Each entry below is to be printed verbatim.

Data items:

- - - -

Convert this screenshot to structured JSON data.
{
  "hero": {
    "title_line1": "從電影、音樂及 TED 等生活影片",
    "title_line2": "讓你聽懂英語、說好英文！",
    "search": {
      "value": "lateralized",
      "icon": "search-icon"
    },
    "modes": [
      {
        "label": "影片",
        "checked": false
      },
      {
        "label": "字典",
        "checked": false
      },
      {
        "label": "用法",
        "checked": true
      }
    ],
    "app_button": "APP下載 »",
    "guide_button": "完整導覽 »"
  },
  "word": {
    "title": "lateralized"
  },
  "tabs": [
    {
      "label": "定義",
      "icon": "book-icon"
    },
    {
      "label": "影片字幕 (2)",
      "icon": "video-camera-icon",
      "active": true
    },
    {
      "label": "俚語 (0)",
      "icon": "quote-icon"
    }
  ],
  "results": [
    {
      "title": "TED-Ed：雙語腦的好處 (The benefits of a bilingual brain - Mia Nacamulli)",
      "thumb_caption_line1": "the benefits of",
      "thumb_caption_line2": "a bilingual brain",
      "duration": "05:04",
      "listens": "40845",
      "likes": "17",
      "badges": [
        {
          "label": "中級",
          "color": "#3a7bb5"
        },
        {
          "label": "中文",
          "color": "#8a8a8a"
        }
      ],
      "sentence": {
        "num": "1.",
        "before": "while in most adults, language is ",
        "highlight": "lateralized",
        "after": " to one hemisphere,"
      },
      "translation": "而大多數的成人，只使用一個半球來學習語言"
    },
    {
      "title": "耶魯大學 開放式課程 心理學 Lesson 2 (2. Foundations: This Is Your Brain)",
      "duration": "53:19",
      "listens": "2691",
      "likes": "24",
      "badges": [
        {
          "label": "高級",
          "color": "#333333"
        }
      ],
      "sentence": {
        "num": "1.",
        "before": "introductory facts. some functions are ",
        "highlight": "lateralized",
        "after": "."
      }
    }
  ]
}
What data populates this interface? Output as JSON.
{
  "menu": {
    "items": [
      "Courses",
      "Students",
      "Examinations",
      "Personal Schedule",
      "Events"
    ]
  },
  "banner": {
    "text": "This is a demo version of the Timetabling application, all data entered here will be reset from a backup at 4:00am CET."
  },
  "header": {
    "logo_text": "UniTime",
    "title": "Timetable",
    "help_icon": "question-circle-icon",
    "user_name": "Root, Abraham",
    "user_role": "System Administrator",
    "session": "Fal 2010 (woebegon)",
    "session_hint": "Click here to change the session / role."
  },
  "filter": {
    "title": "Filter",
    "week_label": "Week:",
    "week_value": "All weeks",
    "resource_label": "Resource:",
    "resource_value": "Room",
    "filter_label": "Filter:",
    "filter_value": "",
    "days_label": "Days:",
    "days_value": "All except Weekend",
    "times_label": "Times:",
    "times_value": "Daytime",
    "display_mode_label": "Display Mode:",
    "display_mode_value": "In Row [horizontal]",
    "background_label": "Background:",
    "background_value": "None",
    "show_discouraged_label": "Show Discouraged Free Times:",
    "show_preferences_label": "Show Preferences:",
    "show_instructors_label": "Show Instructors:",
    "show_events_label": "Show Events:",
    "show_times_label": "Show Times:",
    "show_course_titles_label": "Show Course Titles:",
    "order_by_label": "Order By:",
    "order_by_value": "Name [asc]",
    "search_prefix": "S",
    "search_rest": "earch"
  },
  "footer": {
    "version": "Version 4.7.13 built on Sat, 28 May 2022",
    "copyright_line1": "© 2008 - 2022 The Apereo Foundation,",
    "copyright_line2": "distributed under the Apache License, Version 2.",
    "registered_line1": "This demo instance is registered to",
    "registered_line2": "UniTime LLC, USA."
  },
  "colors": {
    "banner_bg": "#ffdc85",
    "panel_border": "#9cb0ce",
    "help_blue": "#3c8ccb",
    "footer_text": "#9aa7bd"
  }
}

- - - -

#### Output of the task
Convert this screenshot to structured JSON data.
{
  "hero": {
    "title_line1": "從電影、音樂及 TED 等生活影片",
    "title_line2": "讓你聽懂英語、說好英文！",
    "search": {
      "value": "lateralized",
      "icon": "search-icon"
    },
    "modes": [
      {
        "label": "影片",
        "checked": false
      },
      {
        "label": "字典",
        "checked": false
      },
      {
        "label": "用法",
        "checked": true
      }
    ],
    "app_button": "APP下載 »",
    "guide_button": "完整導覽 »"
  },
  "word": {
    "title": "lateralized"
  },
  "tabs": [
    {
      "label": "定義",
      "icon": "book-icon"
    },
    {
      "label": "影片字幕 (2)",
      "icon": "video-camera-icon",
      "active": true
    },
    {
      "label": "俚語 (0)",
      "icon": "quote-icon"
    }
  ],
  "results": [
    {
      "title": "TED-Ed：雙語腦的好處 (The benefits of a bilingual brain - Mia Nacamulli)",
      "thumb_caption_line1": "the benefits of",
      "thumb_caption_line2": "a bilingual brain",
      "duration": "05:04",
      "listens": "40845",
      "likes": "17",
      "badges": [
        {
          "label": "中級",
          "color": "#3a7bb5"
        },
        {
          "label": "中文",
          "color": "#8a8a8a"
        }
      ],
      "sentence": {
        "num": "1.",
        "before": "while in most adults, language is ",
        "highlight": "lateralized",
        "after": " to one hemisphere,"
      },
      "translation": "而大多數的成人，只使用一個半球來學習語言"
    },
    {
      "title": "耶魯大學 開放式課程 心理學 Lesson 2 (2. Foundations: This Is Your Brain)",
      "duration": "53:19",
      "listens": "2691",
      "likes": "24",
      "badges": [
        {
          "label": "高級",
          "color": "#333333"
        }
      ],
      "sentence": {
        "num": "1.",
        "before": "introductory facts. some functions are ",
        "highlight": "lateralized",
        "after": "."
      }
    }
  ]
}
What data populates this interface? Output as JSON.
{
  "menu": {
    "items": [
      "Courses",
      "Students",
      "Examinations",
      "Personal Schedule",
      "Events"
    ]
  },
  "banner": {
    "text": "This is a demo version of the Timetabling application, all data entered here will be reset from a backup at 4:00am CET."
  },
  "header": {
    "logo_text": "UniTime",
    "title": "Timetable",
    "help_icon": "question-circle-icon",
    "user_name": "Root, Abraham",
    "user_role": "System Administrator",
    "session": "Fal 2010 (woebegon)",
    "session_hint": "Click here to change the session / role."
  },
  "filter": {
    "title": "Filter",
    "week_label": "Week:",
    "week_value": "All weeks",
    "resource_label": "Resource:",
    "resource_value": "Room",
    "filter_label": "Filter:",
    "filter_value": "",
    "days_label": "Days:",
    "days_value": "All except Weekend",
    "times_label": "Times:",
    "times_value": "Daytime",
    "display_mode_label": "Display Mode:",
    "display_mode_value": "In Row [horizontal]",
    "background_label": "Background:",
    "background_value": "None",
    "show_discouraged_label": "Show Discouraged Free Times:",
    "show_preferences_label": "Show Preferences:",
    "show_instructors_label": "Show Instructors:",
    "show_events_label": "Show Events:",
    "show_times_label": "Show Times:",
    "show_course_titles_label": "Show Course Titles:",
    "order_by_label": "Order By:",
    "order_by_value": "Name [asc]",
    "search_prefix": "S",
    "search_rest": "earch"
  },
  "footer": {
    "version": "Version 4.7.13 built on Sat, 28 May 2022",
    "copyright_line1": "© 2008 - 2022 The Apereo Foundation,",
    "copyright_line2": "distributed under the Apache License, Version 2.",
    "registered_line1": "This demo instance is registered to",
    "registered_line2": "UniTime LLC, USA."
  },
  "colors": {
    "banner_bg": "#ffdc85",
    "panel_border": "#9cb0ce",
    "help_blue": "#3c8ccb",
    "footer_text": "#9aa7bd"
  }
}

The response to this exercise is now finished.